Records contained in a dataset
========================================================================

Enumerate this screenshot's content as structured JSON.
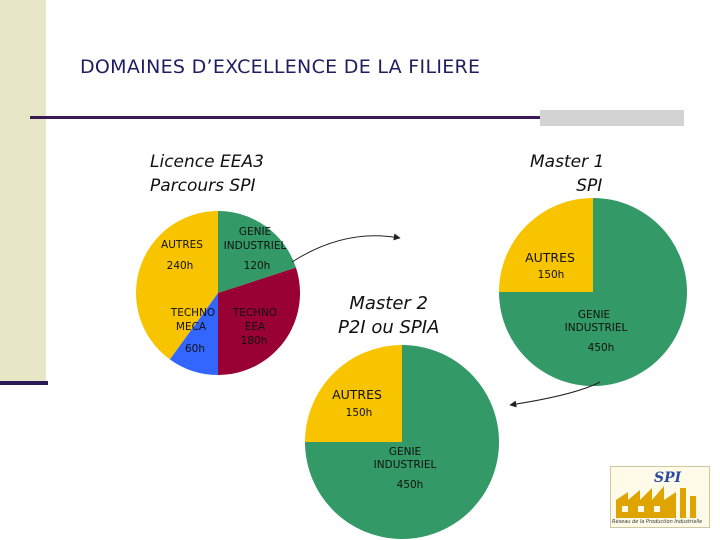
{
  "title": "DOMAINES D’EXCELLENCE DE LA FILIERE",
  "headings": {
    "licence": [
      "Licence EEA3",
      "Parcours SPI"
    ],
    "master1": [
      "Master 1",
      "SPI"
    ],
    "master2": [
      "Master 2",
      "P2I ou SPIA"
    ]
  },
  "colors": {
    "autres": "#f8c400",
    "genie_industriel": "#339966",
    "techno_eea": "#990033",
    "techno_meca": "#3366ff",
    "title_text": "#1e1e60"
  },
  "chart_data": [
    {
      "type": "pie",
      "title": "Licence EEA3 Parcours SPI",
      "slices": [
        {
          "label": "GENIE INDUSTRIEL",
          "value": 120,
          "value_label": "120h",
          "color": "#339966"
        },
        {
          "label": "TECHNO EEA",
          "value": 180,
          "value_label": "180h",
          "color": "#990033"
        },
        {
          "label": "TECHNO MECA",
          "value": 60,
          "value_label": "60h",
          "color": "#3366ff"
        },
        {
          "label": "AUTRES",
          "value": 240,
          "value_label": "240h",
          "color": "#f8c400"
        }
      ]
    },
    {
      "type": "pie",
      "title": "Master 1 SPI",
      "slices": [
        {
          "label": "GENIE INDUSTRIEL",
          "value": 450,
          "value_label": "450h",
          "color": "#339966"
        },
        {
          "label": "AUTRES",
          "value": 150,
          "value_label": "150h",
          "color": "#f8c400"
        }
      ]
    },
    {
      "type": "pie",
      "title": "Master 2 P2I ou SPIA",
      "slices": [
        {
          "label": "GENIE INDUSTRIEL",
          "value": 450,
          "value_label": "450h",
          "color": "#339966"
        },
        {
          "label": "AUTRES",
          "value": 150,
          "value_label": "150h",
          "color": "#f8c400"
        }
      ]
    }
  ],
  "labels": {
    "licence": {
      "autres": "AUTRES",
      "autres_h": "240h",
      "genie": [
        "GENIE",
        "INDUSTRIEL"
      ],
      "genie_h": "120h",
      "meca": [
        "TECHNO",
        "MECA"
      ],
      "meca_h": "60h",
      "eea": [
        "TECHNO",
        "EEA"
      ],
      "eea_h": "180h"
    },
    "master1": {
      "autres": "AUTRES",
      "autres_h": "150h",
      "genie": [
        "GENIE",
        "INDUSTRIEL"
      ],
      "genie_h": "450h"
    },
    "master2": {
      "autres": "AUTRES",
      "autres_h": "150h",
      "genie": [
        "GENIE",
        "INDUSTRIEL"
      ],
      "genie_h": "450h"
    }
  },
  "logo": {
    "caption": "Réseau de la Production Industrielle"
  }
}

========================================================================

▶ **Stated goal**: Search the entries for the word "SPIA" and gather every line where it appears.

▶ **Finished answer**:
      "P2I ou SPIA"
      "title": "Master 2 P2I ou SPIA",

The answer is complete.